▶ _Objective_
Make an exact copy of all the records.
-- begin Data listing --
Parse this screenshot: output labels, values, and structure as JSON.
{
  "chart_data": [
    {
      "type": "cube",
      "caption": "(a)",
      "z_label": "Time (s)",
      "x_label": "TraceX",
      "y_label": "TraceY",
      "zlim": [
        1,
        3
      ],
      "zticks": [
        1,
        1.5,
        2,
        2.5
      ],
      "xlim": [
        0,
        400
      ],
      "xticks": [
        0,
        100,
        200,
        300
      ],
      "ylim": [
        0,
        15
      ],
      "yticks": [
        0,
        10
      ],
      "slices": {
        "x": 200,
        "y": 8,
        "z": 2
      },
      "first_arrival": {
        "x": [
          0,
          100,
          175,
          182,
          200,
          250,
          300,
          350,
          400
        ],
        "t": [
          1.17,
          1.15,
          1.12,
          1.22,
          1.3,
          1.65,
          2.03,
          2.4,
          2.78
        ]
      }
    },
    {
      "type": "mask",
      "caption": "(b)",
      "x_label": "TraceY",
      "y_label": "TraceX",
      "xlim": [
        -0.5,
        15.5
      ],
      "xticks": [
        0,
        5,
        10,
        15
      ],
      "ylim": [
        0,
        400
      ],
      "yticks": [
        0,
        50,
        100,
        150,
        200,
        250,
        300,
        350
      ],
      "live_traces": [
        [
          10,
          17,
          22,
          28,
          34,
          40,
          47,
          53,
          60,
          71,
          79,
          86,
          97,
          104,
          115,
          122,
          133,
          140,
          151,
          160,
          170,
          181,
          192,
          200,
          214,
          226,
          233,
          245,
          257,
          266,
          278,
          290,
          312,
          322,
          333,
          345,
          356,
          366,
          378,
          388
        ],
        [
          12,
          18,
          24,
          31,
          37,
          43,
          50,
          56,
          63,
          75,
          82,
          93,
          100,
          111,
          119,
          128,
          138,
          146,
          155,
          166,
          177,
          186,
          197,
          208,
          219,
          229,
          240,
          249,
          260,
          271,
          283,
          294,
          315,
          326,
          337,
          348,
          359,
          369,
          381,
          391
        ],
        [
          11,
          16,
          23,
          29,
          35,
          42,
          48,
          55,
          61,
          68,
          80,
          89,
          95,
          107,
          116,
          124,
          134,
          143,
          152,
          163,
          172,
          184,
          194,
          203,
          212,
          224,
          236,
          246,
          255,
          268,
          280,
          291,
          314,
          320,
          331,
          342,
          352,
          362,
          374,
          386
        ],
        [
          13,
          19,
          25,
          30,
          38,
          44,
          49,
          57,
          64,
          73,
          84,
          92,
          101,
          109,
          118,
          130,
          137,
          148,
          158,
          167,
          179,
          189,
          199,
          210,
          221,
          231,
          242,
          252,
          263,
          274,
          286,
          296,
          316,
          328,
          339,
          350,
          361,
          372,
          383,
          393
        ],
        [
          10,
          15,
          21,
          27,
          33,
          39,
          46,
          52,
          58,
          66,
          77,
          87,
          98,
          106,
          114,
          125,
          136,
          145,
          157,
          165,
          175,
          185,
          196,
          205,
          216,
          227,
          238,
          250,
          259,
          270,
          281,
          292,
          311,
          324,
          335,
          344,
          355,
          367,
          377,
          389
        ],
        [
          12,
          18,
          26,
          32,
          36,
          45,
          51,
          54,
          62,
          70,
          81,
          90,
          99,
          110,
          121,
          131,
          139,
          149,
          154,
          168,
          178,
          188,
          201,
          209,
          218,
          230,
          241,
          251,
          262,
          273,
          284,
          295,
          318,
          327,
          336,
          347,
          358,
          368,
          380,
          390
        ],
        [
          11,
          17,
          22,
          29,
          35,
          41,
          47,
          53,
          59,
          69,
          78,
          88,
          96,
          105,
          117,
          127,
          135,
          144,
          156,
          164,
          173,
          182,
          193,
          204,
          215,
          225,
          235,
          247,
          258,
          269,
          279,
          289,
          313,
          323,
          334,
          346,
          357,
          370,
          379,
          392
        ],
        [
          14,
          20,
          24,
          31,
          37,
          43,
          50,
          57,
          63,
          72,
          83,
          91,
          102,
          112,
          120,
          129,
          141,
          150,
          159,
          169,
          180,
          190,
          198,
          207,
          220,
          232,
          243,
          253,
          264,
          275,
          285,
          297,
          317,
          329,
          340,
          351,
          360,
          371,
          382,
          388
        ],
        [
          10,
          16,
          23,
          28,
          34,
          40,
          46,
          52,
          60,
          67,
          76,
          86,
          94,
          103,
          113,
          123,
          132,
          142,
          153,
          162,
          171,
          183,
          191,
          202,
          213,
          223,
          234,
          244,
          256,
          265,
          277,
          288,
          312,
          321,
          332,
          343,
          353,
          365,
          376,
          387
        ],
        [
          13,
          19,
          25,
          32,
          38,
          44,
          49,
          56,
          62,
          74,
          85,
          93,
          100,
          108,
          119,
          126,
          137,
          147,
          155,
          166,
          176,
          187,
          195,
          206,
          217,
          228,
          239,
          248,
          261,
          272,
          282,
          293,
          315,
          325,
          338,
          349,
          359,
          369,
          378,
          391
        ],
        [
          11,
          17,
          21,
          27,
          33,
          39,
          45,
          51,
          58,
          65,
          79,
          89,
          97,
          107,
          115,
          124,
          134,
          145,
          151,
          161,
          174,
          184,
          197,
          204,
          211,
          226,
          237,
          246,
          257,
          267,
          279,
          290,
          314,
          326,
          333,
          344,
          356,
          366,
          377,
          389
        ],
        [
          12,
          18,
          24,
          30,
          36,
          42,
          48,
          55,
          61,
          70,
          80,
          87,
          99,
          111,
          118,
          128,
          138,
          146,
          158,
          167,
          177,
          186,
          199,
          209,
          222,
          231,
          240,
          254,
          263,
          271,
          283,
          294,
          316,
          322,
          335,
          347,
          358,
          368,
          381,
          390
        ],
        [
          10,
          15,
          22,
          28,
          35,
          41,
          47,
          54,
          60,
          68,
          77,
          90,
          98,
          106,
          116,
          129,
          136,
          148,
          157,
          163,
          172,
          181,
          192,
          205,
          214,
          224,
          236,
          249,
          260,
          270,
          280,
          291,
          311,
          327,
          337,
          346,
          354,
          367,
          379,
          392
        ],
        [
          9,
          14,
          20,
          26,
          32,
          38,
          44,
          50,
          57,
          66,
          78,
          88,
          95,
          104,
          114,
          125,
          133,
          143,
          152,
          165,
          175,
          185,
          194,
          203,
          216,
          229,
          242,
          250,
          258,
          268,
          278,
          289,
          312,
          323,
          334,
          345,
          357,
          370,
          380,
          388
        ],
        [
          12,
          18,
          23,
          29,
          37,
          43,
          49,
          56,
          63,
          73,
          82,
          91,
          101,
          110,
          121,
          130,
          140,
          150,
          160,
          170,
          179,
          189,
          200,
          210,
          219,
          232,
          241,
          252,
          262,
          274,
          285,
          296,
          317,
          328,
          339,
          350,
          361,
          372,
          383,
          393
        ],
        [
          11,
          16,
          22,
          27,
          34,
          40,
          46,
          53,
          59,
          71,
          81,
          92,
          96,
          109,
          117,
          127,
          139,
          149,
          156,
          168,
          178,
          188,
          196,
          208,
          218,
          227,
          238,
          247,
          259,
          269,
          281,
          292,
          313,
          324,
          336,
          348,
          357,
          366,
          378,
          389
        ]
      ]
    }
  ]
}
-- end Data listing --
▶ _The answer_
Parse this screenshot: output labels, values, and structure as JSON.
{
  "chart_data": [
    {
      "type": "cube",
      "caption": "(a)",
      "z_label": "Time (s)",
      "x_label": "TraceX",
      "y_label": "TraceY",
      "zlim": [
        1,
        3
      ],
      "zticks": [
        1,
        1.5,
        2,
        2.5
      ],
      "xlim": [
        0,
        400
      ],
      "xticks": [
        0,
        100,
        200,
        300
      ],
      "ylim": [
        0,
        15
      ],
      "yticks": [
        0,
        10
      ],
      "slices": {
        "x": 200,
        "y": 8,
        "z": 2
      },
      "first_arrival": {
        "x": [
          0,
          100,
          175,
          182,
          200,
          250,
          300,
          350,
          400
        ],
        "t": [
          1.17,
          1.15,
          1.12,
          1.22,
          1.3,
          1.65,
          2.03,
          2.4,
          2.78
        ]
      }
    },
    {
      "type": "mask",
      "caption": "(b)",
      "x_label": "TraceY",
      "y_label": "TraceX",
      "xlim": [
        -0.5,
        15.5
      ],
      "xticks": [
        0,
        5,
        10,
        15
      ],
      "ylim": [
        0,
        400
      ],
      "yticks": [
        0,
        50,
        100,
        150,
        200,
        250,
        300,
        350
      ],
      "live_traces": [
        [
          10,
          17,
          22,
          28,
          34,
          40,
          47,
          53,
          60,
          71,
          79,
          86,
          97,
          104,
          115,
          122,
          133,
          140,
          151,
          160,
          170,
          181,
          192,
          200,
          214,
          226,
          233,
          245,
          257,
          266,
          278,
          290,
          312,
          322,
          333,
          345,
          356,
          366,
          378,
          388
        ],
        [
          12,
          18,
          24,
          31,
          37,
          43,
          50,
          56,
          63,
          75,
          82,
          93,
          100,
          111,
          119,
          128,
          138,
          146,
          155,
          166,
          177,
          186,
          197,
          208,
          219,
          229,
          240,
          249,
          260,
          271,
          283,
          294,
          315,
          326,
          337,
          348,
          359,
          369,
          381,
          391
        ],
        [
          11,
          16,
          23,
          29,
          35,
          42,
          48,
          55,
          61,
          68,
          80,
          89,
          95,
          107,
          116,
          124,
          134,
          143,
          152,
          163,
          172,
          184,
          194,
          203,
          212,
          224,
          236,
          246,
          255,
          268,
          280,
          291,
          314,
          320,
          331,
          342,
          352,
          362,
          374,
          386
        ],
        [
          13,
          19,
          25,
          30,
          38,
          44,
          49,
          57,
          64,
          73,
          84,
          92,
          101,
          109,
          118,
          130,
          137,
          148,
          158,
          167,
          179,
          189,
          199,
          210,
          221,
          231,
          242,
          252,
          263,
          274,
          286,
          296,
          316,
          328,
          339,
          350,
          361,
          372,
          383,
          393
        ],
        [
          10,
          15,
          21,
          27,
          33,
          39,
          46,
          52,
          58,
          66,
          77,
          87,
          98,
          106,
          114,
          125,
          136,
          145,
          157,
          165,
          175,
          185,
          196,
          205,
          216,
          227,
          238,
          250,
          259,
          270,
          281,
          292,
          311,
          324,
          335,
          344,
          355,
          367,
          377,
          389
        ],
        [
          12,
          18,
          26,
          32,
          36,
          45,
          51,
          54,
          62,
          70,
          81,
          90,
          99,
          110,
          121,
          131,
          139,
          149,
          154,
          168,
          178,
          188,
          201,
          209,
          218,
          230,
          241,
          251,
          262,
          273,
          284,
          295,
          318,
          327,
          336,
          347,
          358,
          368,
          380,
          390
        ],
        [
          11,
          17,
          22,
          29,
          35,
          41,
          47,
          53,
          59,
          69,
          78,
          88,
          96,
          105,
          117,
          127,
          135,
          144,
          156,
          164,
          173,
          182,
          193,
          204,
          215,
          225,
          235,
          247,
          258,
          269,
          279,
          289,
          313,
          323,
          334,
          346,
          357,
          370,
          379,
          392
        ],
        [
          14,
          20,
          24,
          31,
          37,
          43,
          50,
          57,
          63,
          72,
          83,
          91,
          102,
          112,
          120,
          129,
          141,
          150,
          159,
          169,
          180,
          190,
          198,
          207,
          220,
          232,
          243,
          253,
          264,
          275,
          285,
          297,
          317,
          329,
          340,
          351,
          360,
          371,
          382,
          388
        ],
        [
          10,
          16,
          23,
          28,
          34,
          40,
          46,
          52,
          60,
          67,
          76,
          86,
          94,
          103,
          113,
          123,
          132,
          142,
          153,
          162,
          171,
          183,
          191,
          202,
          213,
          223,
          234,
          244,
          256,
          265,
          277,
          288,
          312,
          321,
          332,
          343,
          353,
          365,
          376,
          387
        ],
        [
          13,
          19,
          25,
          32,
          38,
          44,
          49,
          56,
          62,
          74,
          85,
          93,
          100,
          108,
          119,
          126,
          137,
          147,
          155,
          166,
          176,
          187,
          195,
          206,
          217,
          228,
          239,
          248,
          261,
          272,
          282,
          293,
          315,
          325,
          338,
          349,
          359,
          369,
          378,
          391
        ],
        [
          11,
          17,
          21,
          27,
          33,
          39,
          45,
          51,
          58,
          65,
          79,
          89,
          97,
          107,
          115,
          124,
          134,
          145,
          151,
          161,
          174,
          184,
          197,
          204,
          211,
          226,
          237,
          246,
          257,
          267,
          279,
          290,
          314,
          326,
          333,
          344,
          356,
          366,
          377,
          389
        ],
        [
          12,
          18,
          24,
          30,
          36,
          42,
          48,
          55,
          61,
          70,
          80,
          87,
          99,
          111,
          118,
          128,
          138,
          146,
          158,
          167,
          177,
          186,
          199,
          209,
          222,
          231,
          240,
          254,
          263,
          271,
          283,
          294,
          316,
          322,
          335,
          347,
          358,
          368,
          381,
          390
        ],
        [
          10,
          15,
          22,
          28,
          35,
          41,
          47,
          54,
          60,
          68,
          77,
          90,
          98,
          106,
          116,
          129,
          136,
          148,
          157,
          163,
          172,
          181,
          192,
          205,
          214,
          224,
          236,
          249,
          260,
          270,
          280,
          291,
          311,
          327,
          337,
          346,
          354,
          367,
          379,
          392
        ],
        [
          9,
          14,
          20,
          26,
          32,
          38,
          44,
          50,
          57,
          66,
          78,
          88,
          95,
          104,
          114,
          125,
          133,
          143,
          152,
          165,
          175,
          185,
          194,
          203,
          216,
          229,
          242,
          250,
          258,
          268,
          278,
          289,
          312,
          323,
          334,
          345,
          357,
          370,
          380,
          388
        ],
        [
          12,
          18,
          23,
          29,
          37,
          43,
          49,
          56,
          63,
          73,
          82,
          91,
          101,
          110,
          121,
          130,
          140,
          150,
          160,
          170,
          179,
          189,
          200,
          210,
          219,
          232,
          241,
          252,
          262,
          274,
          285,
          296,
          317,
          328,
          339,
          350,
          361,
          372,
          383,
          393
        ],
        [
          11,
          16,
          22,
          27,
          34,
          40,
          46,
          53,
          59,
          71,
          81,
          92,
          96,
          109,
          117,
          127,
          139,
          149,
          156,
          168,
          178,
          188,
          196,
          208,
          218,
          227,
          238,
          247,
          259,
          269,
          281,
          292,
          313,
          324,
          336,
          348,
          357,
          366,
          378,
          389
        ]
      ]
    }
  ]
}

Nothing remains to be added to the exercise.